## TASK BRIEF
Output the entries below exactly as written, omitting pictures.

## Dataset items
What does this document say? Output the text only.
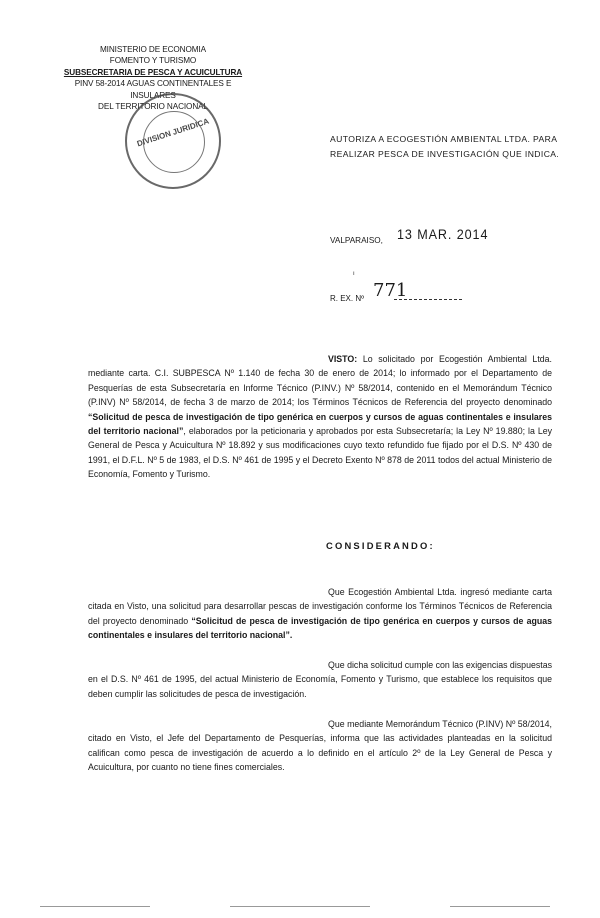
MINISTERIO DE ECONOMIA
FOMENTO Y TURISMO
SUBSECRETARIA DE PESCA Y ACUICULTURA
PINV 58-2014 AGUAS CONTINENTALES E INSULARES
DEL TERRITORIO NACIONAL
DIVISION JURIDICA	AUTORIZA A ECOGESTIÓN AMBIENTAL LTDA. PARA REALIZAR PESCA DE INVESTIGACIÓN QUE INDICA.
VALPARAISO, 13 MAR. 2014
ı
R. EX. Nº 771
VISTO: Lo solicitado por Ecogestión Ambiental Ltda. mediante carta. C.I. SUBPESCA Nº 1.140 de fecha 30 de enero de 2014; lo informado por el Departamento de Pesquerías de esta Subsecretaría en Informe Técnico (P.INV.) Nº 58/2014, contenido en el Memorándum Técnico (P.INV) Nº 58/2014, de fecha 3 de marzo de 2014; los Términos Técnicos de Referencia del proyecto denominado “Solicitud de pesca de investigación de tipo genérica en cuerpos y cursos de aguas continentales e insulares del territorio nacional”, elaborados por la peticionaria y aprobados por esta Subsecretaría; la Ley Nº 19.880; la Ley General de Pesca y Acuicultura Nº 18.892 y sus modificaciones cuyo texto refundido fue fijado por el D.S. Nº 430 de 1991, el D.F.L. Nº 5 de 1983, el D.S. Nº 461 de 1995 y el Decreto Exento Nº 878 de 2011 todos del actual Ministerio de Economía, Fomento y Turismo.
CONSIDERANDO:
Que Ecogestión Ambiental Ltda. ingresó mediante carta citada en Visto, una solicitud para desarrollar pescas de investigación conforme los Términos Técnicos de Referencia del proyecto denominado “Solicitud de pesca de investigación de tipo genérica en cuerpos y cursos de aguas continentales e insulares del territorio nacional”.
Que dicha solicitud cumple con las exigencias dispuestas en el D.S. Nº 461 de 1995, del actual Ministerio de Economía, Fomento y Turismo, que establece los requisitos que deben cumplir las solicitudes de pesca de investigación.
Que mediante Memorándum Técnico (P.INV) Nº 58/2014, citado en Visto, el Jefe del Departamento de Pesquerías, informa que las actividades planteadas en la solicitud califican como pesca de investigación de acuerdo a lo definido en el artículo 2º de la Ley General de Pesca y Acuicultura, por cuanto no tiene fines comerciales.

## TASK SOLUTION
What does this document say? Output the text only.
MINISTERIO DE ECONOMIA
FOMENTO Y TURISMO
SUBSECRETARIA DE PESCA Y ACUICULTURA
PINV 58-2014 AGUAS CONTINENTALES E INSULARES
DEL TERRITORIO NACIONAL
DIVISION JURIDICA	AUTORIZA A ECOGESTIÓN AMBIENTAL LTDA. PARA REALIZAR PESCA DE INVESTIGACIÓN QUE INDICA.
VALPARAISO, 13 MAR. 2014
ı
R. EX. Nº 771
VISTO: Lo solicitado por Ecogestión Ambiental Ltda. mediante carta. C.I. SUBPESCA Nº 1.140 de fecha 30 de enero de 2014; lo informado por el Departamento de Pesquerías de esta Subsecretaría en Informe Técnico (P.INV.) Nº 58/2014, contenido en el Memorándum Técnico (P.INV) Nº 58/2014, de fecha 3 de marzo de 2014; los Términos Técnicos de Referencia del proyecto denominado “Solicitud de pesca de investigación de tipo genérica en cuerpos y cursos de aguas continentales e insulares del territorio nacional”, elaborados por la peticionaria y aprobados por esta Subsecretaría; la Ley Nº 19.880; la Ley General de Pesca y Acuicultura Nº 18.892 y sus modificaciones cuyo texto refundido fue fijado por el D.S. Nº 430 de 1991, el D.F.L. Nº 5 de 1983, el D.S. Nº 461 de 1995 y el Decreto Exento Nº 878 de 2011 todos del actual Ministerio de Economía, Fomento y Turismo.
CONSIDERANDO:
Que Ecogestión Ambiental Ltda. ingresó mediante carta citada en Visto, una solicitud para desarrollar pescas de investigación conforme los Términos Técnicos de Referencia del proyecto denominado “Solicitud de pesca de investigación de tipo genérica en cuerpos y cursos de aguas continentales e insulares del territorio nacional”.
Que dicha solicitud cumple con las exigencias dispuestas en el D.S. Nº 461 de 1995, del actual Ministerio de Economía, Fomento y Turismo, que establece los requisitos que deben cumplir las solicitudes de pesca de investigación.
Que mediante Memorándum Técnico (P.INV) Nº 58/2014, citado en Visto, el Jefe del Departamento de Pesquerías, informa que las actividades planteadas en la solicitud califican como pesca de investigación de acuerdo a lo definido en el artículo 2º de la Ley General de Pesca y Acuicultura, por cuanto no tiene fines comerciales.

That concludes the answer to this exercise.